(Stored items from a collection)
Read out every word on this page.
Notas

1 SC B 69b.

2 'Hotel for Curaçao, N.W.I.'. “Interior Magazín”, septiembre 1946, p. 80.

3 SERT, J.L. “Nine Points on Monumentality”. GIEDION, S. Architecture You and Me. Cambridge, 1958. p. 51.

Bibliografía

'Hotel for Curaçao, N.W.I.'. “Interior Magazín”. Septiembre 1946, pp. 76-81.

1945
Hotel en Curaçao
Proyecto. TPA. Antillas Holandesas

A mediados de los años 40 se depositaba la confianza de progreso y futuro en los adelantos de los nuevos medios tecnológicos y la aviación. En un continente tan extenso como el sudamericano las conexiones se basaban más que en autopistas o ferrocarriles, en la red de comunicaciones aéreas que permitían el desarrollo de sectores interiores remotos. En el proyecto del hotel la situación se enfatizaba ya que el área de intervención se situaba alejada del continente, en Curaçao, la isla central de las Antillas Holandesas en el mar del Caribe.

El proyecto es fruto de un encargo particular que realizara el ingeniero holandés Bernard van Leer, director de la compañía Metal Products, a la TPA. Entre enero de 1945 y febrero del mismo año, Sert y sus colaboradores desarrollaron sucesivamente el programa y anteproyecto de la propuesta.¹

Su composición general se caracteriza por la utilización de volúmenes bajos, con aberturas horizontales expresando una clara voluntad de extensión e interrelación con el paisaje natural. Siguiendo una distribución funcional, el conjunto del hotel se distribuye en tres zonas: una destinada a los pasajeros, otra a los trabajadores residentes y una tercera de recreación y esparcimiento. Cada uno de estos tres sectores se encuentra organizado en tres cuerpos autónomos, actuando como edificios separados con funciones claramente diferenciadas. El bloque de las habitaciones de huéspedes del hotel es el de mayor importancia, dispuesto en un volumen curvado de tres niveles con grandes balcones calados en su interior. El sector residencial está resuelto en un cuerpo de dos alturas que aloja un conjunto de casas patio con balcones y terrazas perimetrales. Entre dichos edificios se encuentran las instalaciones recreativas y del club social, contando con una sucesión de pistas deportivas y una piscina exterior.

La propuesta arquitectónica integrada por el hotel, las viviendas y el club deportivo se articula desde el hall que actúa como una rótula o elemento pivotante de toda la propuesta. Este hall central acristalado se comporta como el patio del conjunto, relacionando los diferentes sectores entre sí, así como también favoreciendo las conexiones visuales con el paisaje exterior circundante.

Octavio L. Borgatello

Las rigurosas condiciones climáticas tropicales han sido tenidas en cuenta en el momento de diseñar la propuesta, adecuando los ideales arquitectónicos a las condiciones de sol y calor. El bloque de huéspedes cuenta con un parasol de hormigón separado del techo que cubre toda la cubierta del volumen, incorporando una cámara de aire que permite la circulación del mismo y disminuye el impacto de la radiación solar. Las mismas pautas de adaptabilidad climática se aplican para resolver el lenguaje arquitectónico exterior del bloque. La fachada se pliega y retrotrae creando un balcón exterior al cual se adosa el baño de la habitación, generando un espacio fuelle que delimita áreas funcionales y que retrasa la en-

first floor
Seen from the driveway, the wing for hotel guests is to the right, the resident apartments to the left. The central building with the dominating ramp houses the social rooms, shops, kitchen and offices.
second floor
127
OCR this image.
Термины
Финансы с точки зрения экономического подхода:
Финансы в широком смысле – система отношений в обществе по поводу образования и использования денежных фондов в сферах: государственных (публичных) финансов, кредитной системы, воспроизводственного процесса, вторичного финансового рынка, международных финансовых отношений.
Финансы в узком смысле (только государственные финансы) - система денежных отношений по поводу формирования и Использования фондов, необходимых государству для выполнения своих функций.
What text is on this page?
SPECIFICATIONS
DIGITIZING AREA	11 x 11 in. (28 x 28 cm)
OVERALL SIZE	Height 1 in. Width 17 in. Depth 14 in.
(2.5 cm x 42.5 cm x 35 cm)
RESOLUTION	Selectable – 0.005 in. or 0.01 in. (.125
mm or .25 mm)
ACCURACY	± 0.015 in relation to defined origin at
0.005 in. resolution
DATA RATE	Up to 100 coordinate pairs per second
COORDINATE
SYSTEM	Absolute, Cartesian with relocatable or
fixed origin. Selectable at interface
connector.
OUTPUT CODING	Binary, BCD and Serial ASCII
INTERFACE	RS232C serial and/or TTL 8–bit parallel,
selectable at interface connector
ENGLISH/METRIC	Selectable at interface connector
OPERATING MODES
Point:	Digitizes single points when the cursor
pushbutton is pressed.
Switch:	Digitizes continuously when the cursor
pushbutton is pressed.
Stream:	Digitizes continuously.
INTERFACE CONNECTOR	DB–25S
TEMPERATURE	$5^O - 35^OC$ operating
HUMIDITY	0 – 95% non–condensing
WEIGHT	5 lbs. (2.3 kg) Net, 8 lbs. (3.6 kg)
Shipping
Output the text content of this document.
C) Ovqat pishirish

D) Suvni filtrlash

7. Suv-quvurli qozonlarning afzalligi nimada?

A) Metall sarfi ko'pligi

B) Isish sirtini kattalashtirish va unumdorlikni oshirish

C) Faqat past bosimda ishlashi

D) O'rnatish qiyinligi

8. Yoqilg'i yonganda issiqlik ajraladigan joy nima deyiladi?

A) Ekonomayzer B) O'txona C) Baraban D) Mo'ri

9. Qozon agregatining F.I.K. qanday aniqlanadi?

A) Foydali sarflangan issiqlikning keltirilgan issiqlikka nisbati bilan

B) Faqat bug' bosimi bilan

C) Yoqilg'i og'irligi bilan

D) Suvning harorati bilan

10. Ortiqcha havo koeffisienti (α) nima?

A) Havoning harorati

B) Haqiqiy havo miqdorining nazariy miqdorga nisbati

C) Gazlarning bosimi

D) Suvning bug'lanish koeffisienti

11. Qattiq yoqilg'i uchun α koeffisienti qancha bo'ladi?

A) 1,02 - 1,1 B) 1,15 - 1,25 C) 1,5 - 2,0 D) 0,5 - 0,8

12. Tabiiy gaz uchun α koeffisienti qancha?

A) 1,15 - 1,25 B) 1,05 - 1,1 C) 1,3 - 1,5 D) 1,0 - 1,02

▶ **What is expected**:
Please repeat the listing above in full and exactly.

▶ **Result**:
Read out every word on this page.
Notas

1 SC B 69b.

2 'Hotel for Curaçao, N.W.I.'. “Interior Magazín”, septiembre 1946, p. 80.

3 SERT, J.L. “Nine Points on Monumentality”. GIEDION, S. Architecture You and Me. Cambridge, 1958. p. 51.

Bibliografía

'Hotel for Curaçao, N.W.I.'. “Interior Magazín”. Septiembre 1946, pp. 76-81.

1945
Hotel en Curaçao
Proyecto. TPA. Antillas Holandesas

A mediados de los años 40 se depositaba la confianza de progreso y futuro en los adelantos de los nuevos medios tecnológicos y la aviación. En un continente tan extenso como el sudamericano las conexiones se basaban más que en autopistas o ferrocarriles, en la red de comunicaciones aéreas que permitían el desarrollo de sectores interiores remotos. En el proyecto del hotel la situación se enfatizaba ya que el área de intervención se situaba alejada del continente, en Curaçao, la isla central de las Antillas Holandesas en el mar del Caribe.

El proyecto es fruto de un encargo particular que realizara el ingeniero holandés Bernard van Leer, director de la compañía Metal Products, a la TPA. Entre enero de 1945 y febrero del mismo año, Sert y sus colaboradores desarrollaron sucesivamente el programa y anteproyecto de la propuesta.¹

Su composición general se caracteriza por la utilización de volúmenes bajos, con aberturas horizontales expresando una clara voluntad de extensión e interrelación con el paisaje natural. Siguiendo una distribución funcional, el conjunto del hotel se distribuye en tres zonas: una destinada a los pasajeros, otra a los trabajadores residentes y una tercera de recreación y esparcimiento. Cada uno de estos tres sectores se encuentra organizado en tres cuerpos autónomos, actuando como edificios separados con funciones claramente diferenciadas. El bloque de las habitaciones de huéspedes del hotel es el de mayor importancia, dispuesto en un volumen curvado de tres niveles con grandes balcones calados en su interior. El sector residencial está resuelto en un cuerpo de dos alturas que aloja un conjunto de casas patio con balcones y terrazas perimetrales. Entre dichos edificios se encuentran las instalaciones recreativas y del club social, contando con una sucesión de pistas deportivas y una piscina exterior.

La propuesta arquitectónica integrada por el hotel, las viviendas y el club deportivo se articula desde el hall que actúa como una rótula o elemento pivotante de toda la propuesta. Este hall central acristalado se comporta como el patio del conjunto, relacionando los diferentes sectores entre sí, así como también favoreciendo las conexiones visuales con el paisaje exterior circundante.

Octavio L. Borgatello

Las rigurosas condiciones climáticas tropicales han sido tenidas en cuenta en el momento de diseñar la propuesta, adecuando los ideales arquitectónicos a las condiciones de sol y calor. El bloque de huéspedes cuenta con un parasol de hormigón separado del techo que cubre toda la cubierta del volumen, incorporando una cámara de aire que permite la circulación del mismo y disminuye el impacto de la radiación solar. Las mismas pautas de adaptabilidad climática se aplican para resolver el lenguaje arquitectónico exterior del bloque. La fachada se pliega y retrotrae creando un balcón exterior al cual se adosa el baño de la habitación, generando un espacio fuelle que delimita áreas funcionales y que retrasa la en-

first floor
Seen from the driveway, the wing for hotel guests is to the right, the resident apartments to the left. The central building with the dominating ramp houses the social rooms, shops, kitchen and offices.
second floor
127
OCR this image.
Термины
Финансы с точки зрения экономического подхода:
Финансы в широком смысле – система отношений в обществе по поводу образования и использования денежных фондов в сферах: государственных (публичных) финансов, кредитной системы, воспроизводственного процесса, вторичного финансового рынка, международных финансовых отношений.
Финансы в узком смысле (только государственные финансы) - система денежных отношений по поводу формирования и Использования фондов, необходимых государству для выполнения своих функций.
What text is on this page?
SPECIFICATIONS
DIGITIZING AREA	11 x 11 in. (28 x 28 cm)
OVERALL SIZE	Height 1 in. Width 17 in. Depth 14 in.
(2.5 cm x 42.5 cm x 35 cm)
RESOLUTION	Selectable – 0.005 in. or 0.01 in. (.125
mm or .25 mm)
ACCURACY	± 0.015 in relation to defined origin at
0.005 in. resolution
DATA RATE	Up to 100 coordinate pairs per second
COORDINATE
SYSTEM	Absolute, Cartesian with relocatable or
fixed origin. Selectable at interface
connector.
OUTPUT CODING	Binary, BCD and Serial ASCII
INTERFACE	RS232C serial and/or TTL 8–bit parallel,
selectable at interface connector
ENGLISH/METRIC	Selectable at interface connector
OPERATING MODES
Point:	Digitizes single points when the cursor
pushbutton is pressed.
Switch:	Digitizes continuously when the cursor
pushbutton is pressed.
Stream:	Digitizes continuously.
INTERFACE CONNECTOR	DB–25S
TEMPERATURE	$5^O - 35^OC$ operating
HUMIDITY	0 – 95% non–condensing
WEIGHT	5 lbs. (2.3 kg) Net, 8 lbs. (3.6 kg)
Shipping
Output the text content of this document.
C) Ovqat pishirish

D) Suvni filtrlash

7. Suv-quvurli qozonlarning afzalligi nimada?

A) Metall sarfi ko'pligi

B) Isish sirtini kattalashtirish va unumdorlikni oshirish

C) Faqat past bosimda ishlashi

D) O'rnatish qiyinligi

8. Yoqilg'i yonganda issiqlik ajraladigan joy nima deyiladi?

A) Ekonomayzer B) O'txona C) Baraban D) Mo'ri

9. Qozon agregatining F.I.K. qanday aniqlanadi?

A) Foydali sarflangan issiqlikning keltirilgan issiqlikka nisbati bilan

B) Faqat bug' bosimi bilan

C) Yoqilg'i og'irligi bilan

D) Suvning harorati bilan

10. Ortiqcha havo koeffisienti (α) nima?

A) Havoning harorati

B) Haqiqiy havo miqdorining nazariy miqdorga nisbati

C) Gazlarning bosimi

D) Suvning bug'lanish koeffisienti

11. Qattiq yoqilg'i uchun α koeffisienti qancha bo'ladi?

A) 1,02 - 1,1 B) 1,15 - 1,25 C) 1,5 - 2,0 D) 0,5 - 0,8

12. Tabiiy gaz uchun α koeffisienti qancha?

A) 1,15 - 1,25 B) 1,05 - 1,1 C) 1,3 - 1,5 D) 1,0 - 1,02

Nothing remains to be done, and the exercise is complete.